> [DIRECTIVE]:
Of the lines in the listing, how many include the string "this"? Write the number and nothing else.

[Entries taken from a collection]
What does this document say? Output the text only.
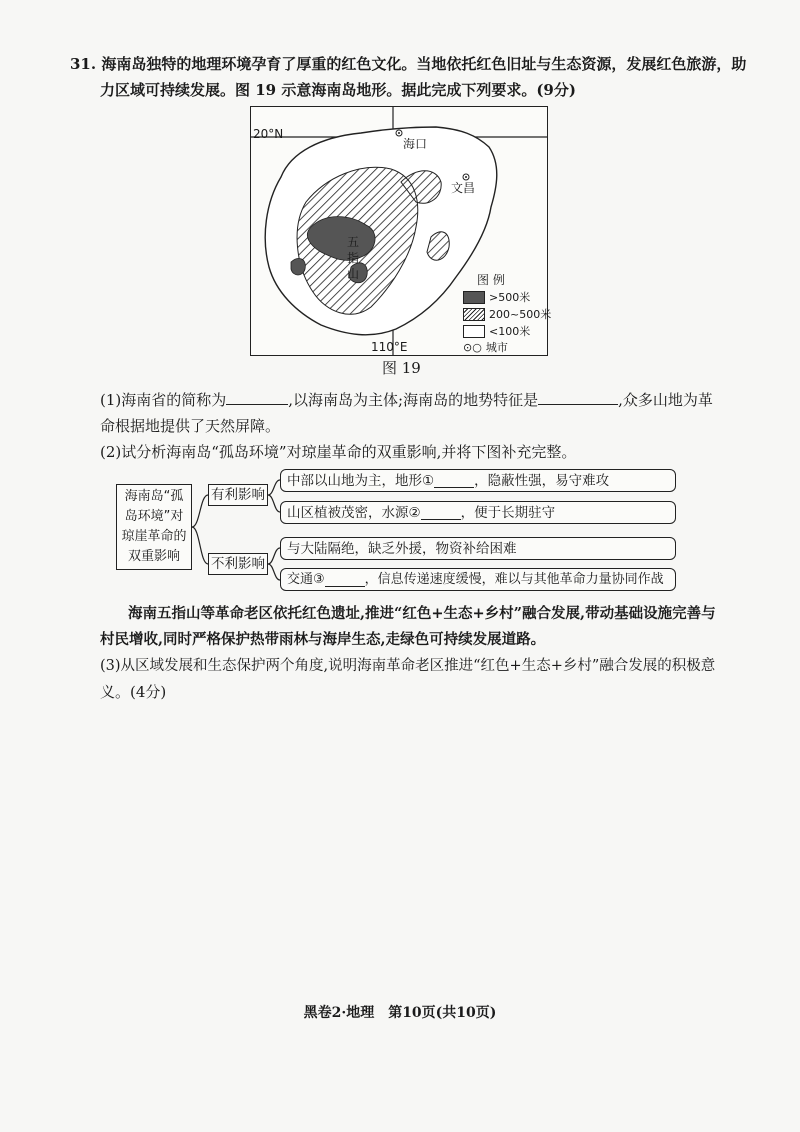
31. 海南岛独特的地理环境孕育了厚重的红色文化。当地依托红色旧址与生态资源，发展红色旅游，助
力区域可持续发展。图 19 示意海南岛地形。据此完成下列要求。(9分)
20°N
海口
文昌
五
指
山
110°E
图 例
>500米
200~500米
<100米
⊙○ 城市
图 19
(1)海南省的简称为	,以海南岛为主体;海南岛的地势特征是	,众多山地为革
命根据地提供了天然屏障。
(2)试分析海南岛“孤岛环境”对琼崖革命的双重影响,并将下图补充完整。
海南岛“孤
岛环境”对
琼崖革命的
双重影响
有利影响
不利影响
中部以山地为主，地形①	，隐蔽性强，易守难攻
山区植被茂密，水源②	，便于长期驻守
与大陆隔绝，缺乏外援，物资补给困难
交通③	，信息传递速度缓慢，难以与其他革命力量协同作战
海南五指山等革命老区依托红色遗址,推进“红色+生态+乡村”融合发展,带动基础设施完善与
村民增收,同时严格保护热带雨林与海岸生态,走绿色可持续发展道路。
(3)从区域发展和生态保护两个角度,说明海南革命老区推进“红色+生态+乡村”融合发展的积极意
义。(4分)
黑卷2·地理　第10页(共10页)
...
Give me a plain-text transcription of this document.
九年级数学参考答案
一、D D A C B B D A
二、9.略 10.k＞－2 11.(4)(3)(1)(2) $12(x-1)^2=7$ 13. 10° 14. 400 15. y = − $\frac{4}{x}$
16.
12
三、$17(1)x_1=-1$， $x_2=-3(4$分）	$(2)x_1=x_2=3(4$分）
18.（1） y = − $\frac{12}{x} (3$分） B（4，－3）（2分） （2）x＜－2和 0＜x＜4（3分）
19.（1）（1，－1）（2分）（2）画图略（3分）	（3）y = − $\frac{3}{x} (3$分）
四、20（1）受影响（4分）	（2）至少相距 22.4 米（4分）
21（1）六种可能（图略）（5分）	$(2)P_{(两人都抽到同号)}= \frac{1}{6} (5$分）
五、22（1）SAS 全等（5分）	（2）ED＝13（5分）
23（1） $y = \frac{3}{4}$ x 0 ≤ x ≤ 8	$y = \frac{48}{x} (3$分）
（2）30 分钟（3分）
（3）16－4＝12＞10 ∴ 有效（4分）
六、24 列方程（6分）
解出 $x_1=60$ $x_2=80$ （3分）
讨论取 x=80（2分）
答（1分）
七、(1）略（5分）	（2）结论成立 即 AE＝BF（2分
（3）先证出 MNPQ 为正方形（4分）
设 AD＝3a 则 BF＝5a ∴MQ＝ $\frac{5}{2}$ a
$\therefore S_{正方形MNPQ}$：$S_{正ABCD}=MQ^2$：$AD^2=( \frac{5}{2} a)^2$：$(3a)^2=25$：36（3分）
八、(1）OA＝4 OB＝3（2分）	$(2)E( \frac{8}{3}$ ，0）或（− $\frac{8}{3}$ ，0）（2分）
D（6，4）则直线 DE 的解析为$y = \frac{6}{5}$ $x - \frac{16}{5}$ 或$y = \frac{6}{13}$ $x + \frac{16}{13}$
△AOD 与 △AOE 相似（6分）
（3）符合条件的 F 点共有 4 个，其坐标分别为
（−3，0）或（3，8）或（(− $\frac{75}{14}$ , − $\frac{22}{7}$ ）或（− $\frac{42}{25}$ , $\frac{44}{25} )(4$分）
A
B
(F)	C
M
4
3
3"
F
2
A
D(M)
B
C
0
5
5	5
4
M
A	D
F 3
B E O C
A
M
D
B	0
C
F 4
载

> [WRITTEN SOLUTION]:
2